> _Written problem_
Track down each line that has the word "laptop" and copy it.

=== Material to process ===

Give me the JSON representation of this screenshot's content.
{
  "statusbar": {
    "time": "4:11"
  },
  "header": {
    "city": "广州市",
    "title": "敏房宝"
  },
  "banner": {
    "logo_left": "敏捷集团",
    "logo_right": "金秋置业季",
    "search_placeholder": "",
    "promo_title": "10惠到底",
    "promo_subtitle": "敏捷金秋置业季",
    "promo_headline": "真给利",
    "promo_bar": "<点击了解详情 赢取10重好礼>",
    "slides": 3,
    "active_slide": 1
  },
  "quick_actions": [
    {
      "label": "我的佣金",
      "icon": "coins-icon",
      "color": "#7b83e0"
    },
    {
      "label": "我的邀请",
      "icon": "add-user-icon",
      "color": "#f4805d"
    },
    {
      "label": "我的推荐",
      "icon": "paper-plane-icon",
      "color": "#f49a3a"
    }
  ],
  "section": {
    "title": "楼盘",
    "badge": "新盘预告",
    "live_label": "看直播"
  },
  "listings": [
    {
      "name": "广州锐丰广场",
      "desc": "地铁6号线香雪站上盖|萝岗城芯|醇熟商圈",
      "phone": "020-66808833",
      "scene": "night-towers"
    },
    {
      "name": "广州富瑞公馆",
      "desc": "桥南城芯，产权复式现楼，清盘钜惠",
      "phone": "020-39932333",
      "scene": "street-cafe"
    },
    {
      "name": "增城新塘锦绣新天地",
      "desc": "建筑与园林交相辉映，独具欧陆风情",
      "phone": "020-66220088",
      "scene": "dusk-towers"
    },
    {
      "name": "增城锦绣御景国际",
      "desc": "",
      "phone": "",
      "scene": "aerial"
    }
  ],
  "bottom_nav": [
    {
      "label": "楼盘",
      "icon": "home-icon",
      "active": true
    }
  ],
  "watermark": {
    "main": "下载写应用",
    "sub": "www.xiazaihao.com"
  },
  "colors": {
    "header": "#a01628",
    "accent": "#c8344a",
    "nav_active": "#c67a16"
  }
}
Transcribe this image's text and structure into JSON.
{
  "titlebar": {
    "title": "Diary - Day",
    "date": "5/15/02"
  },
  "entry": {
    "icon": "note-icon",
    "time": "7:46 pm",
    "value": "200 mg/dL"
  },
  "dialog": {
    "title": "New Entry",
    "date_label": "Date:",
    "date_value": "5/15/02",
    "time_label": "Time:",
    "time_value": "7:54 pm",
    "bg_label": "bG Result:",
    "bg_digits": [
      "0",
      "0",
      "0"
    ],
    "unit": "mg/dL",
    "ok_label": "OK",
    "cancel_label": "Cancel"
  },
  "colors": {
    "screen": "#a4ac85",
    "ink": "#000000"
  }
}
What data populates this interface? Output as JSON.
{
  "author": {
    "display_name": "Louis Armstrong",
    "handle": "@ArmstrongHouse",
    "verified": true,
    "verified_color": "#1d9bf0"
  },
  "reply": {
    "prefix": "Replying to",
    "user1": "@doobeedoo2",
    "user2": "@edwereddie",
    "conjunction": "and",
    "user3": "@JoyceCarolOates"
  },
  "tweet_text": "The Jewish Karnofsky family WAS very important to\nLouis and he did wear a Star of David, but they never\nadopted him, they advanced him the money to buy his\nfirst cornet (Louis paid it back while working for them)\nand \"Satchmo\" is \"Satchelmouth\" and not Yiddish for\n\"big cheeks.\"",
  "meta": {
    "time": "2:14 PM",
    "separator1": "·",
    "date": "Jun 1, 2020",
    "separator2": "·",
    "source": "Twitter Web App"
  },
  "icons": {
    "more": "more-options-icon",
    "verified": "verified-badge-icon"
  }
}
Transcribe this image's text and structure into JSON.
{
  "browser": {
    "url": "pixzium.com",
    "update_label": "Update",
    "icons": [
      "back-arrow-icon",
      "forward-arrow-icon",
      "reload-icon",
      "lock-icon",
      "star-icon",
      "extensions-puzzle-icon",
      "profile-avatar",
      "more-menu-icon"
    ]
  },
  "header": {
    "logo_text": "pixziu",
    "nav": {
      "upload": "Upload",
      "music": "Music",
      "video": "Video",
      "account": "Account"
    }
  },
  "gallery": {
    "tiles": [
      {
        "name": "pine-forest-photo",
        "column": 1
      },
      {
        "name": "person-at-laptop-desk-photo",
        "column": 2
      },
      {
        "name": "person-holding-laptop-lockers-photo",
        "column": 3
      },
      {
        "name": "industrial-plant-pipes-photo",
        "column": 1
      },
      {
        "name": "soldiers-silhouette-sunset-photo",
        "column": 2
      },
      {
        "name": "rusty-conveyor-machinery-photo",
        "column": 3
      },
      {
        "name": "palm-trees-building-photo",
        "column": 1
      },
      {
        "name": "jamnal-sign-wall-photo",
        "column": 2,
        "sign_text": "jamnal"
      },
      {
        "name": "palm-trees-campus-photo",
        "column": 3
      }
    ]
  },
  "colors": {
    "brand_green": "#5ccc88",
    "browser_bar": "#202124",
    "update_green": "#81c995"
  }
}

===
=== Material to process ===

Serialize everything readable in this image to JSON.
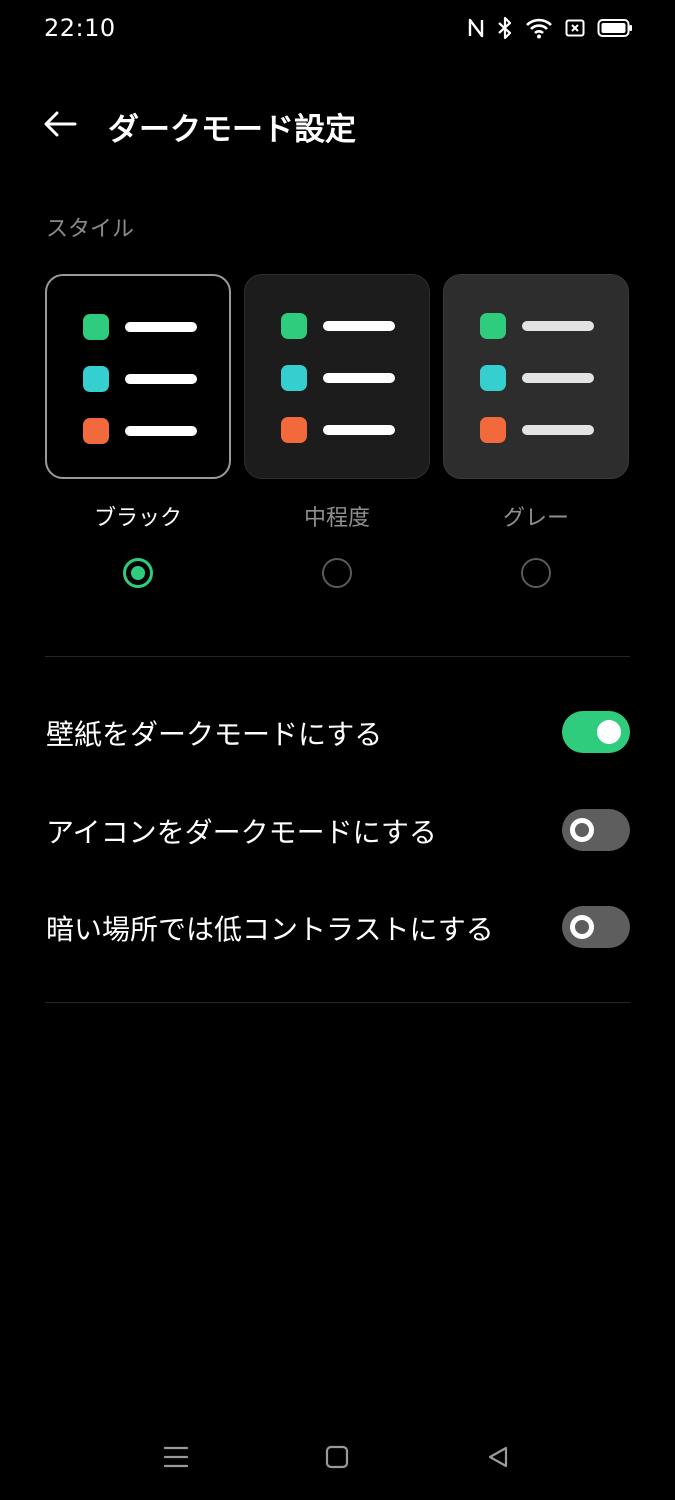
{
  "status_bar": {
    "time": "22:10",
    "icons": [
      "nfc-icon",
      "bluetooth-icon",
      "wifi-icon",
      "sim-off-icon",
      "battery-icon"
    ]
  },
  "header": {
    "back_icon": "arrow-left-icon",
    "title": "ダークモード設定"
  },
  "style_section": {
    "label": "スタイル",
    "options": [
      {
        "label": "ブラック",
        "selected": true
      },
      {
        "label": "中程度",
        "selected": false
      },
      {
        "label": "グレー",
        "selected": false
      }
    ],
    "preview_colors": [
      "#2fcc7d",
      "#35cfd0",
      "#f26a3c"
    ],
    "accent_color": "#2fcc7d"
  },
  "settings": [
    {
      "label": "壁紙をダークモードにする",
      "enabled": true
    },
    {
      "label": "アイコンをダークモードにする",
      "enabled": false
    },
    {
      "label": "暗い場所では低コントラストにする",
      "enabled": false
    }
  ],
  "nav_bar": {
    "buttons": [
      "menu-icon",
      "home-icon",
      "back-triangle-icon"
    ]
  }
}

===

> _Task answer_
        "name": "person-at-laptop-desk-photo",
        "name": "person-holding-laptop-lockers-photo",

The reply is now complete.